■ **Stated task**
Retype the listing that follows, word for word.

■ **Recorded information**
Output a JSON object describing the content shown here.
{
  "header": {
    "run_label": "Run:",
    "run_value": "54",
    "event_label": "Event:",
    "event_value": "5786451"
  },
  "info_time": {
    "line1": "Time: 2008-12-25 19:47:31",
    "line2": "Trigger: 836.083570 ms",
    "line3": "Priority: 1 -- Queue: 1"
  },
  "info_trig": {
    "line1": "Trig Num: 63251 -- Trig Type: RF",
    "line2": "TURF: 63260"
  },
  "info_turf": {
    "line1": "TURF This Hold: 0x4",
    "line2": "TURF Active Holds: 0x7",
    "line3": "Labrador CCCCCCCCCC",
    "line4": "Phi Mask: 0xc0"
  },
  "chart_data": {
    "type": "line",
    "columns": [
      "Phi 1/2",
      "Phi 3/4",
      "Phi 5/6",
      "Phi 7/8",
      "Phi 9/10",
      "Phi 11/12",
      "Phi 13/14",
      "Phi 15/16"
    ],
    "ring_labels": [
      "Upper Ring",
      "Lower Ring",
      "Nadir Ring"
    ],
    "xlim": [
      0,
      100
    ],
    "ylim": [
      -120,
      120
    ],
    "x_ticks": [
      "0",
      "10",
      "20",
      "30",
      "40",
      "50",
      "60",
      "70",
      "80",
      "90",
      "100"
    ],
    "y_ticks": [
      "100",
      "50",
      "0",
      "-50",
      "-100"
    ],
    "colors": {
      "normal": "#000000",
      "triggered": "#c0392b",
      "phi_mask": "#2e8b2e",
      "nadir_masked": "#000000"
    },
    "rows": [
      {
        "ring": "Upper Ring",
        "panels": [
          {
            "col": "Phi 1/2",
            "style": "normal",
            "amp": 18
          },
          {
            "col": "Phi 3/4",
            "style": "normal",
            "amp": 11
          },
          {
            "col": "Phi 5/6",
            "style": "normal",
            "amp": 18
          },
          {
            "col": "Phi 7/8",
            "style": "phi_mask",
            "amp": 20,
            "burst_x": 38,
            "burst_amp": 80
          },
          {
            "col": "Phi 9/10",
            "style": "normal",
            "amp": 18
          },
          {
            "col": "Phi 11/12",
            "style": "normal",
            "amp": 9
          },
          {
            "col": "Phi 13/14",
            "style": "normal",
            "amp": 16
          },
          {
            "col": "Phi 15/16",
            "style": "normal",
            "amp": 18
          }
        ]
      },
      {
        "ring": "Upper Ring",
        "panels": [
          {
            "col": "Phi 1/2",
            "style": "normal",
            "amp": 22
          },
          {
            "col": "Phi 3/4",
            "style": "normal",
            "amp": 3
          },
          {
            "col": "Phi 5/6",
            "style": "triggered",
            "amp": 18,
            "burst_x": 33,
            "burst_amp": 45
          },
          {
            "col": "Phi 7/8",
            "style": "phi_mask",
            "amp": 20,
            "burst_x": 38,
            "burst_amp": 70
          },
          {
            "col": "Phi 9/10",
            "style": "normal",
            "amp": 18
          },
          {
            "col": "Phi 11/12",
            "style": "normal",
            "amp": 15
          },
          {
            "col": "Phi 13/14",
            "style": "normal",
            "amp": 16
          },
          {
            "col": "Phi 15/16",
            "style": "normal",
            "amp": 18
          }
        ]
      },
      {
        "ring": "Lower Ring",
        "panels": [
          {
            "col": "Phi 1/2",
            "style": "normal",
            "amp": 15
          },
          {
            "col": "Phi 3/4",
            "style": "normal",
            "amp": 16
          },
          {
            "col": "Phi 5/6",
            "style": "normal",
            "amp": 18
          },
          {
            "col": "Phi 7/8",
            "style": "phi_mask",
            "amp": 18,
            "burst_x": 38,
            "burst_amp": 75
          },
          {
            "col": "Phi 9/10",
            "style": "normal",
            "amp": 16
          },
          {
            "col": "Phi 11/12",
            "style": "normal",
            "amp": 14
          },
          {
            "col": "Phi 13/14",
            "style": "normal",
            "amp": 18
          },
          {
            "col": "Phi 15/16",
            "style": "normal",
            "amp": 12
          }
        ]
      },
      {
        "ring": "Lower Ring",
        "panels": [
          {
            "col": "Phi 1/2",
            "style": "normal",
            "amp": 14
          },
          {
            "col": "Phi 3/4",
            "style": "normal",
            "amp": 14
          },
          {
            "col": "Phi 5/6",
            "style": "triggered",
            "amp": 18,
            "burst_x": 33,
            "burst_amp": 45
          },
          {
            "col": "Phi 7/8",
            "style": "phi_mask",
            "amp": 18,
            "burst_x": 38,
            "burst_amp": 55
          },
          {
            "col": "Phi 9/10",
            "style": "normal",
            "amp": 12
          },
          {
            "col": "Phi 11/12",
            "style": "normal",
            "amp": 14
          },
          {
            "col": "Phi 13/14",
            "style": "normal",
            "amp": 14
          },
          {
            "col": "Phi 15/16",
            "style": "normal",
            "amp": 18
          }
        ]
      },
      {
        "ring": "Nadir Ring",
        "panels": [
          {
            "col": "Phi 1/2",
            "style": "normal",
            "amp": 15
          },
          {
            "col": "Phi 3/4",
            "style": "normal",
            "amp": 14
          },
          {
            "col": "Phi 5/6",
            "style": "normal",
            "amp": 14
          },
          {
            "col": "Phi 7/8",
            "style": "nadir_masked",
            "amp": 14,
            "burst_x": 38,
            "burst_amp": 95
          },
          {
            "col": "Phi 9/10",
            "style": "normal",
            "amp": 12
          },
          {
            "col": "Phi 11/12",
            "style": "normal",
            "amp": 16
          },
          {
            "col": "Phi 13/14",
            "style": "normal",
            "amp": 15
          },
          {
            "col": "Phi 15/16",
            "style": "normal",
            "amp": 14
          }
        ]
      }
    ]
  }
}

■ **Solution below**
Output a JSON object describing the content shown here.
{
  "header": {
    "run_label": "Run:",
    "run_value": "54",
    "event_label": "Event:",
    "event_value": "5786451"
  },
  "info_time": {
    "line1": "Time: 2008-12-25 19:47:31",
    "line2": "Trigger: 836.083570 ms",
    "line3": "Priority: 1 -- Queue: 1"
  },
  "info_trig": {
    "line1": "Trig Num: 63251 -- Trig Type: RF",
    "line2": "TURF: 63260"
  },
  "info_turf": {
    "line1": "TURF This Hold: 0x4",
    "line2": "TURF Active Holds: 0x7",
    "line3": "Labrador CCCCCCCCCC",
    "line4": "Phi Mask: 0xc0"
  },
  "chart_data": {
    "type": "line",
    "columns": [
      "Phi 1/2",
      "Phi 3/4",
      "Phi 5/6",
      "Phi 7/8",
      "Phi 9/10",
      "Phi 11/12",
      "Phi 13/14",
      "Phi 15/16"
    ],
    "ring_labels": [
      "Upper Ring",
      "Lower Ring",
      "Nadir Ring"
    ],
    "xlim": [
      0,
      100
    ],
    "ylim": [
      -120,
      120
    ],
    "x_ticks": [
      "0",
      "10",
      "20",
      "30",
      "40",
      "50",
      "60",
      "70",
      "80",
      "90",
      "100"
    ],
    "y_ticks": [
      "100",
      "50",
      "0",
      "-50",
      "-100"
    ],
    "colors": {
      "normal": "#000000",
      "triggered": "#c0392b",
      "phi_mask": "#2e8b2e",
      "nadir_masked": "#000000"
    },
    "rows": [
      {
        "ring": "Upper Ring",
        "panels": [
          {
            "col": "Phi 1/2",
            "style": "normal",
            "amp": 18
          },
          {
            "col": "Phi 3/4",
            "style": "normal",
            "amp": 11
          },
          {
            "col": "Phi 5/6",
            "style": "normal",
            "amp": 18
          },
          {
            "col": "Phi 7/8",
            "style": "phi_mask",
            "amp": 20,
            "burst_x": 38,
            "burst_amp": 80
          },
          {
            "col": "Phi 9/10",
            "style": "normal",
            "amp": 18
          },
          {
            "col": "Phi 11/12",
            "style": "normal",
            "amp": 9
          },
          {
            "col": "Phi 13/14",
            "style": "normal",
            "amp": 16
          },
          {
            "col": "Phi 15/16",
            "style": "normal",
            "amp": 18
          }
        ]
      },
      {
        "ring": "Upper Ring",
        "panels": [
          {
            "col": "Phi 1/2",
            "style": "normal",
            "amp": 22
          },
          {
            "col": "Phi 3/4",
            "style": "normal",
            "amp": 3
          },
          {
            "col": "Phi 5/6",
            "style": "triggered",
            "amp": 18,
            "burst_x": 33,
            "burst_amp": 45
          },
          {
            "col": "Phi 7/8",
            "style": "phi_mask",
            "amp": 20,
            "burst_x": 38,
            "burst_amp": 70
          },
          {
            "col": "Phi 9/10",
            "style": "normal",
            "amp": 18
          },
          {
            "col": "Phi 11/12",
            "style": "normal",
            "amp": 15
          },
          {
            "col": "Phi 13/14",
            "style": "normal",
            "amp": 16
          },
          {
            "col": "Phi 15/16",
            "style": "normal",
            "amp": 18
          }
        ]
      },
      {
        "ring": "Lower Ring",
        "panels": [
          {
            "col": "Phi 1/2",
            "style": "normal",
            "amp": 15
          },
          {
            "col": "Phi 3/4",
            "style": "normal",
            "amp": 16
          },
          {
            "col": "Phi 5/6",
            "style": "normal",
            "amp": 18
          },
          {
            "col": "Phi 7/8",
            "style": "phi_mask",
            "amp": 18,
            "burst_x": 38,
            "burst_amp": 75
          },
          {
            "col": "Phi 9/10",
            "style": "normal",
            "amp": 16
          },
          {
            "col": "Phi 11/12",
            "style": "normal",
            "amp": 14
          },
          {
            "col": "Phi 13/14",
            "style": "normal",
            "amp": 18
          },
          {
            "col": "Phi 15/16",
            "style": "normal",
            "amp": 12
          }
        ]
      },
      {
        "ring": "Lower Ring",
        "panels": [
          {
            "col": "Phi 1/2",
            "style": "normal",
            "amp": 14
          },
          {
            "col": "Phi 3/4",
            "style": "normal",
            "amp": 14
          },
          {
            "col": "Phi 5/6",
            "style": "triggered",
            "amp": 18,
            "burst_x": 33,
            "burst_amp": 45
          },
          {
            "col": "Phi 7/8",
            "style": "phi_mask",
            "amp": 18,
            "burst_x": 38,
            "burst_amp": 55
          },
          {
            "col": "Phi 9/10",
            "style": "normal",
            "amp": 12
          },
          {
            "col": "Phi 11/12",
            "style": "normal",
            "amp": 14
          },
          {
            "col": "Phi 13/14",
            "style": "normal",
            "amp": 14
          },
          {
            "col": "Phi 15/16",
            "style": "normal",
            "amp": 18
          }
        ]
      },
      {
        "ring": "Nadir Ring",
        "panels": [
          {
            "col": "Phi 1/2",
            "style": "normal",
            "amp": 15
          },
          {
            "col": "Phi 3/4",
            "style": "normal",
            "amp": 14
          },
          {
            "col": "Phi 5/6",
            "style": "normal",
            "amp": 14
          },
          {
            "col": "Phi 7/8",
            "style": "nadir_masked",
            "amp": 14,
            "burst_x": 38,
            "burst_amp": 95
          },
          {
            "col": "Phi 9/10",
            "style": "normal",
            "amp": 12
          },
          {
            "col": "Phi 11/12",
            "style": "normal",
            "amp": 16
          },
          {
            "col": "Phi 13/14",
            "style": "normal",
            "amp": 15
          },
          {
            "col": "Phi 15/16",
            "style": "normal",
            "amp": 14
          }
        ]
      }
    ]
  }
}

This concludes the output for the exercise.